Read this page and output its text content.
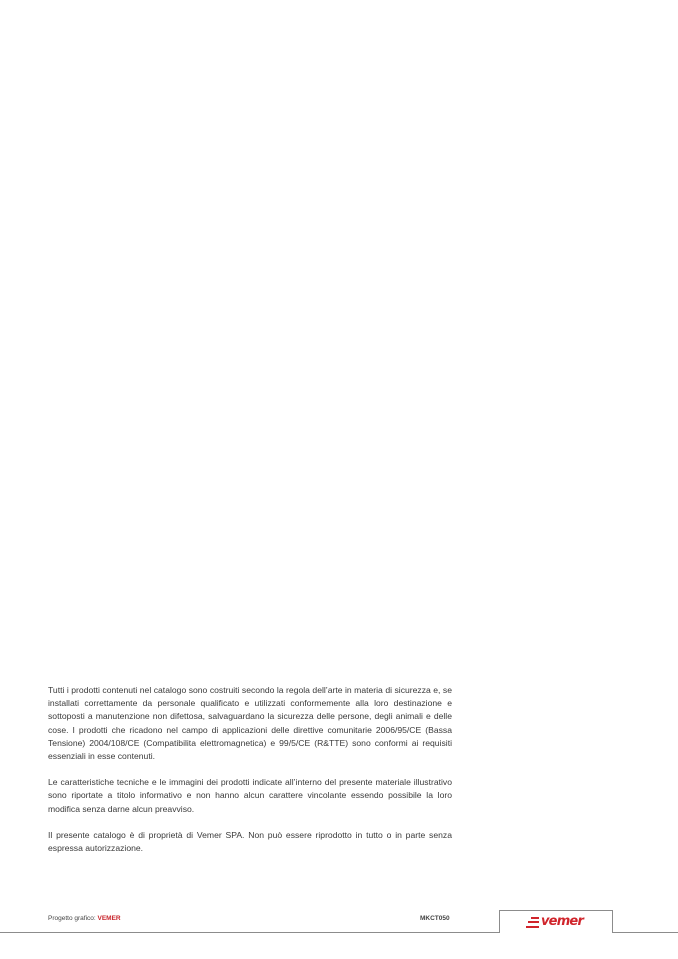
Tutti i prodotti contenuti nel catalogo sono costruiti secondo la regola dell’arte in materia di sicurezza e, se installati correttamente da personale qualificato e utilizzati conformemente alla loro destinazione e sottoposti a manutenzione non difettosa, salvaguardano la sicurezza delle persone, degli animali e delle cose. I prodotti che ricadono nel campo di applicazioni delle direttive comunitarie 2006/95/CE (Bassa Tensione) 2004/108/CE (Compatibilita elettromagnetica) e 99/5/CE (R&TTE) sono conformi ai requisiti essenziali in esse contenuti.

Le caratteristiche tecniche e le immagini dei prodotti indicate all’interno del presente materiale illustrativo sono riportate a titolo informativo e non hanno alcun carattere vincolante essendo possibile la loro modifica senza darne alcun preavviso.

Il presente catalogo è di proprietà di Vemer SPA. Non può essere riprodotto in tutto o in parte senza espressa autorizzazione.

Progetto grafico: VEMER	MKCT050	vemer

= = = =

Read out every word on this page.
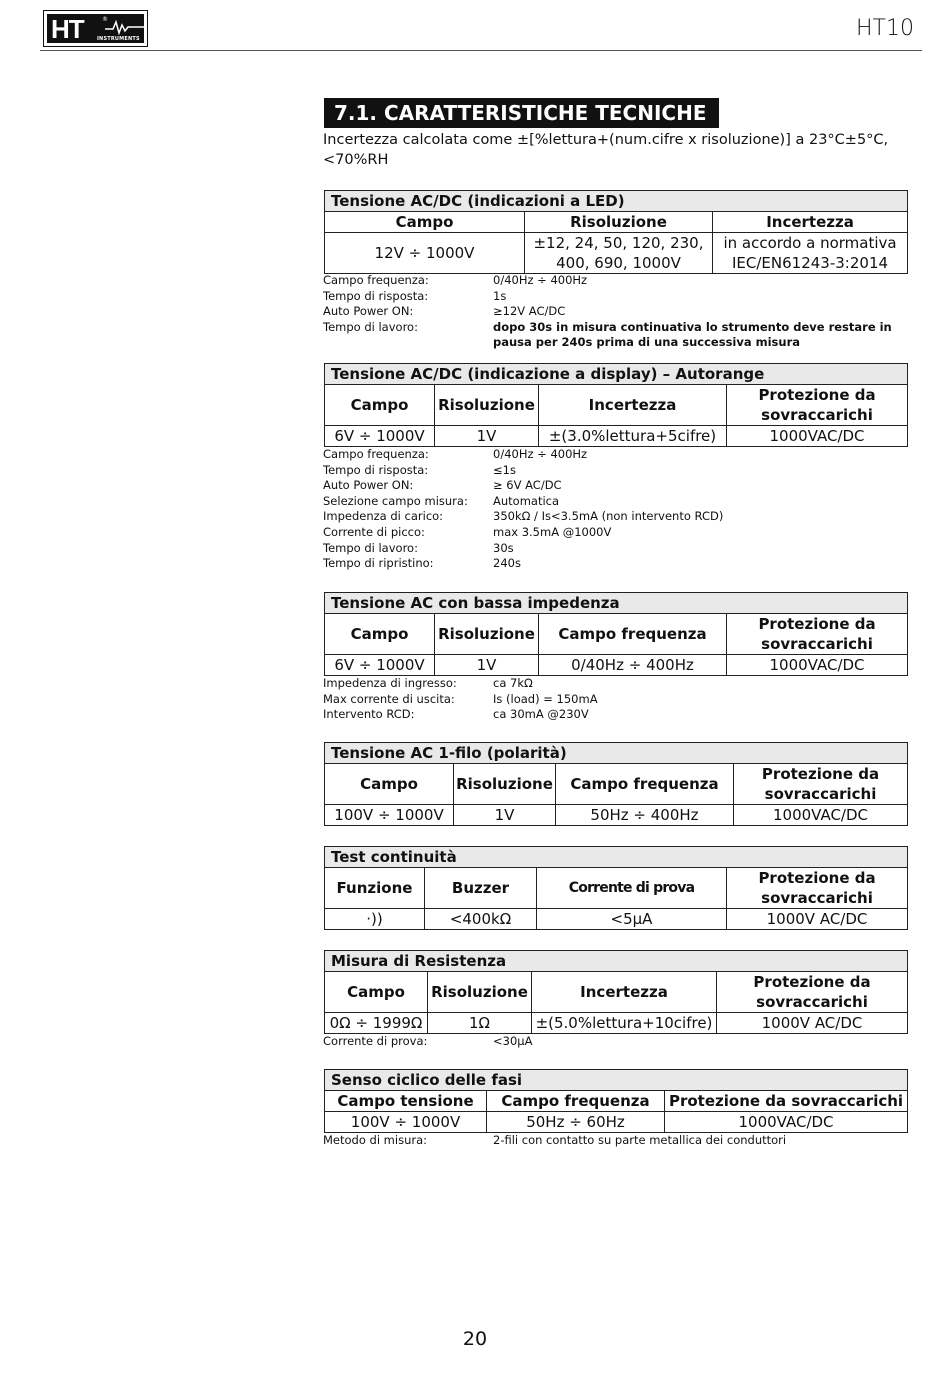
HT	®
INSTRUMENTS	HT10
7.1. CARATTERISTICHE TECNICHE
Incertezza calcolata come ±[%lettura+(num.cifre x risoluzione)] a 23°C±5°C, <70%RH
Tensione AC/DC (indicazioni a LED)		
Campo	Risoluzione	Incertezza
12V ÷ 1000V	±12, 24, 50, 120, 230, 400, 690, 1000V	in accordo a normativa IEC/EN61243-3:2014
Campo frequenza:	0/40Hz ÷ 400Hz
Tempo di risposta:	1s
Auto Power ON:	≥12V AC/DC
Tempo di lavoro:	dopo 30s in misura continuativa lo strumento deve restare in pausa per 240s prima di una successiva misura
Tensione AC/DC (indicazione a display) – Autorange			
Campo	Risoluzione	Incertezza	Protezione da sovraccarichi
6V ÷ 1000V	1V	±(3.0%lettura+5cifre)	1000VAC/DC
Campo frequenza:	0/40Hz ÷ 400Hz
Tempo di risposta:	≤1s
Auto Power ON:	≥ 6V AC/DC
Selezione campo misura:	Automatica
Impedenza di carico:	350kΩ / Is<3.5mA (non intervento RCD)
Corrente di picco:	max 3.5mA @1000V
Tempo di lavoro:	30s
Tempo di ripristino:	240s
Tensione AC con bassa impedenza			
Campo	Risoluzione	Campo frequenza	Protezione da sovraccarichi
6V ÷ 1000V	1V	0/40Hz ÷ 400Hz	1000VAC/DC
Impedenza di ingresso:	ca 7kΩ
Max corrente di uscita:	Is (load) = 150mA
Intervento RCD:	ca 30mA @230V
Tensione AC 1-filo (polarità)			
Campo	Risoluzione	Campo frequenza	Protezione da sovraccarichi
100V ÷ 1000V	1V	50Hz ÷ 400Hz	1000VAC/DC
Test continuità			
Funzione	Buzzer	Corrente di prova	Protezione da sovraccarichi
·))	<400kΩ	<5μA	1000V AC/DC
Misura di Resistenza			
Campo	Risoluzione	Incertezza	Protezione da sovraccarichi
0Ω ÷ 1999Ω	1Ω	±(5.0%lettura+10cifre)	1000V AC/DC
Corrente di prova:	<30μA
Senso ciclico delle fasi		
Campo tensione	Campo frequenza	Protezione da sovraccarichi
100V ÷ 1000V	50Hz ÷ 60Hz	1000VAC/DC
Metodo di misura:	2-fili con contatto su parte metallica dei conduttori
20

= = = =

- _Short task_: Where a line above contains the word "risposta", copy that line.

- _Solution for this problem_:
Tempo di risposta:	1s
Tempo di risposta:	≤1s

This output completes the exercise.